● Work to be completed: Produce an exact copy of all the data below, dropping every image.

● Excerpted data:
============

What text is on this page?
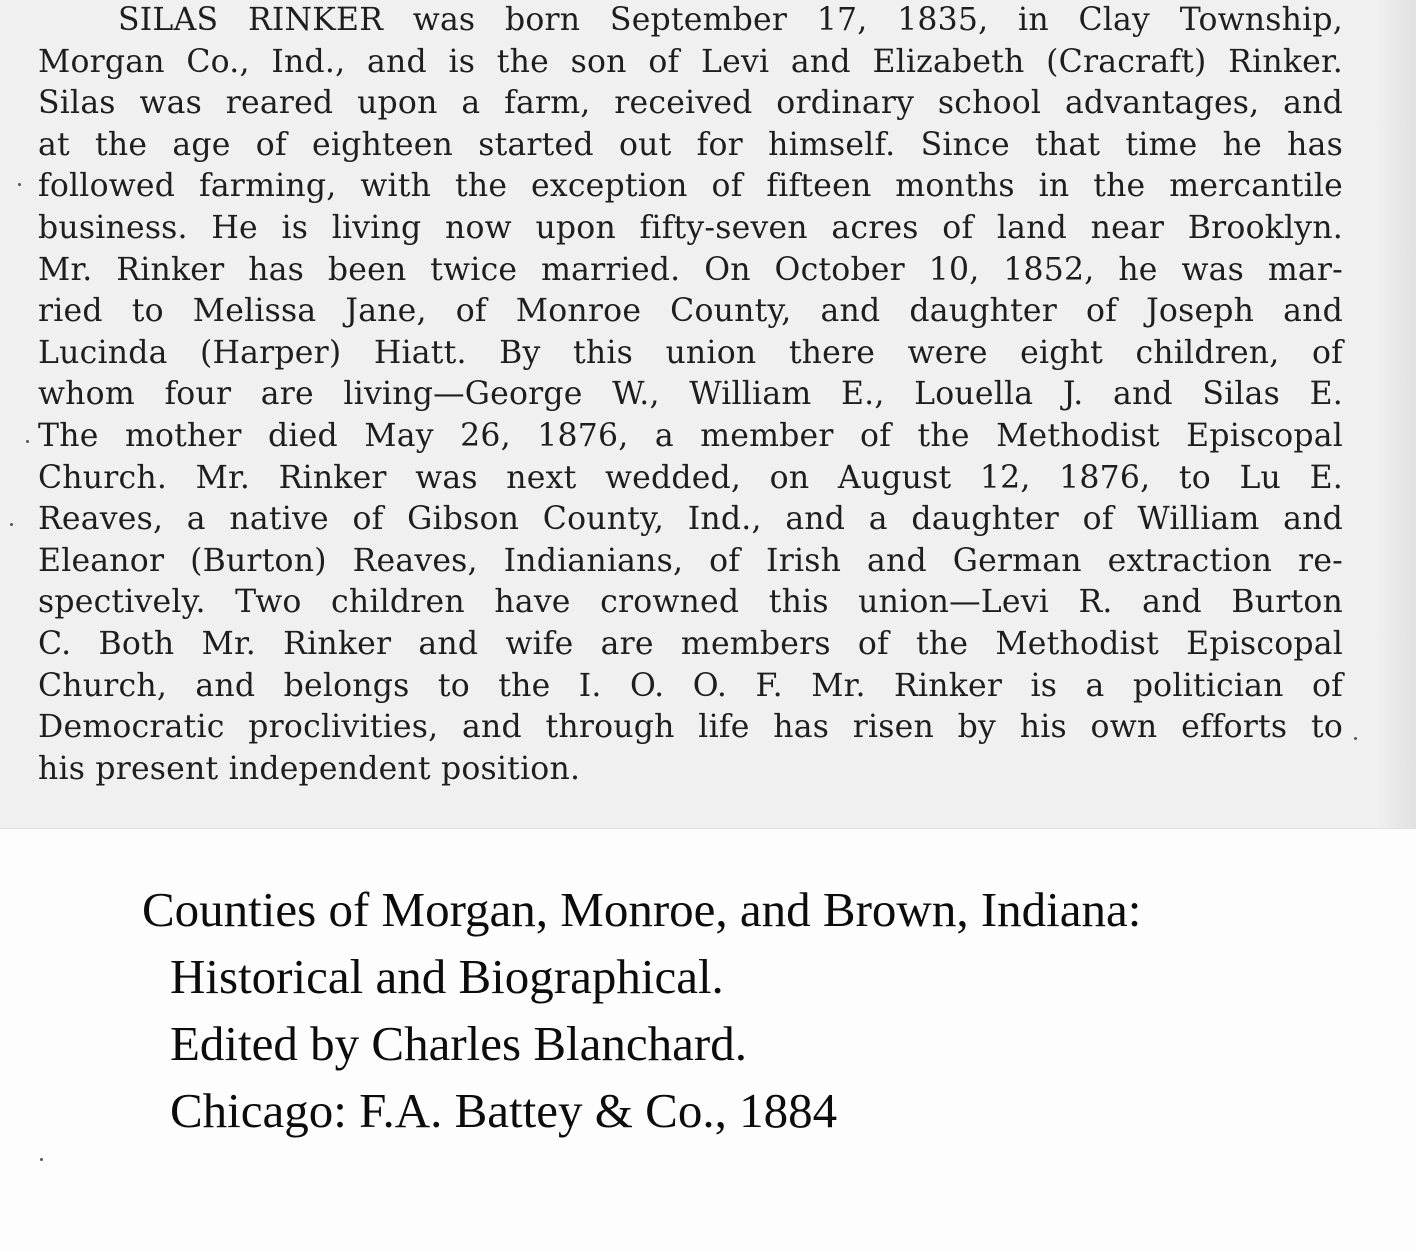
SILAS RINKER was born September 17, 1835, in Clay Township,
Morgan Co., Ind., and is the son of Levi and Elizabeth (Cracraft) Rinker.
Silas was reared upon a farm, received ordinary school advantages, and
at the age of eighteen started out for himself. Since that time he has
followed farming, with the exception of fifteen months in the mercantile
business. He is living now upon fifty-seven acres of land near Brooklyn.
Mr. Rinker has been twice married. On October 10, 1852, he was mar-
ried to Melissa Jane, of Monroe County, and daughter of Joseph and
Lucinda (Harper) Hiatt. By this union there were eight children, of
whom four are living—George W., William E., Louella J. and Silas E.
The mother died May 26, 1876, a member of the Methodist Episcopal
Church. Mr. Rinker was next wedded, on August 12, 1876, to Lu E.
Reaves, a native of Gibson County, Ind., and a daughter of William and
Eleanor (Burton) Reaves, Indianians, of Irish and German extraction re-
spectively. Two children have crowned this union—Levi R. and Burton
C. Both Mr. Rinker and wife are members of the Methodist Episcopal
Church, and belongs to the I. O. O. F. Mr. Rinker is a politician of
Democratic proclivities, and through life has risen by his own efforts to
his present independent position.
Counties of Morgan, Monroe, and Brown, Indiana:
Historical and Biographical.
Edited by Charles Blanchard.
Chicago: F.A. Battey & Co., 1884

============

● Reply:
What text is on this page?
SILAS RINKER was born September 17, 1835, in Clay Township,
Morgan Co., Ind., and is the son of Levi and Elizabeth (Cracraft) Rinker.
Silas was reared upon a farm, received ordinary school advantages, and
at the age of eighteen started out for himself. Since that time he has
followed farming, with the exception of fifteen months in the mercantile
business. He is living now upon fifty-seven acres of land near Brooklyn.
Mr. Rinker has been twice married. On October 10, 1852, he was mar-
ried to Melissa Jane, of Monroe County, and daughter of Joseph and
Lucinda (Harper) Hiatt. By this union there were eight children, of
whom four are living—George W., William E., Louella J. and Silas E.
The mother died May 26, 1876, a member of the Methodist Episcopal
Church. Mr. Rinker was next wedded, on August 12, 1876, to Lu E.
Reaves, a native of Gibson County, Ind., and a daughter of William and
Eleanor (Burton) Reaves, Indianians, of Irish and German extraction re-
spectively. Two children have crowned this union—Levi R. and Burton
C. Both Mr. Rinker and wife are members of the Methodist Episcopal
Church, and belongs to the I. O. O. F. Mr. Rinker is a politician of
Democratic proclivities, and through life has risen by his own efforts to
his present independent position.
Counties of Morgan, Monroe, and Brown, Indiana:
Historical and Biographical.
Edited by Charles Blanchard.
Chicago: F.A. Battey & Co., 1884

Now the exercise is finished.